> [WHAT YOU WILL DO]: Where the string "Plaintiff" occurs in the material below, report the whole line.

======

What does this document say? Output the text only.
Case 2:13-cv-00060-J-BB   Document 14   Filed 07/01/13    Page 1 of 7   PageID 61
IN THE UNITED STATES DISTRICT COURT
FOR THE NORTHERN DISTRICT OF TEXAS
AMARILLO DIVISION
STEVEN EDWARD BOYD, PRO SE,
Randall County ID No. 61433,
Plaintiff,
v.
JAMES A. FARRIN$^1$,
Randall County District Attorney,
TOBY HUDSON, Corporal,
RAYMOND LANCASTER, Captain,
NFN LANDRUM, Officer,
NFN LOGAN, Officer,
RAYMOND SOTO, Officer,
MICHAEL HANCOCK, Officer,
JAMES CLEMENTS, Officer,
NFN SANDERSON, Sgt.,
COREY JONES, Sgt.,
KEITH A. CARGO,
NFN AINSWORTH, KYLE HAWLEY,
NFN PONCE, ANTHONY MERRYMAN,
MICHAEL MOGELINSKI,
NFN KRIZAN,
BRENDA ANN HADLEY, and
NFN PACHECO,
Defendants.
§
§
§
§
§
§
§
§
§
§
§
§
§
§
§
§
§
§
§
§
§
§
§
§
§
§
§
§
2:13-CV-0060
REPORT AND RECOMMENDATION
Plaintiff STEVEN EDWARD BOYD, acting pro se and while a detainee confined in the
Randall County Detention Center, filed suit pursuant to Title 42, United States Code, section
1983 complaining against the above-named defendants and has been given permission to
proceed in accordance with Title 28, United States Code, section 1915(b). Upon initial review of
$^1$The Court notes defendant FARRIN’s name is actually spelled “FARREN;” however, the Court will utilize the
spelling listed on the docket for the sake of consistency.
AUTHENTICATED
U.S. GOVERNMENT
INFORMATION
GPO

======

> [TASK SOLUTION]:
Plaintiff,
Plaintiff STEVEN EDWARD BOYD, acting pro se and while a detainee confined in the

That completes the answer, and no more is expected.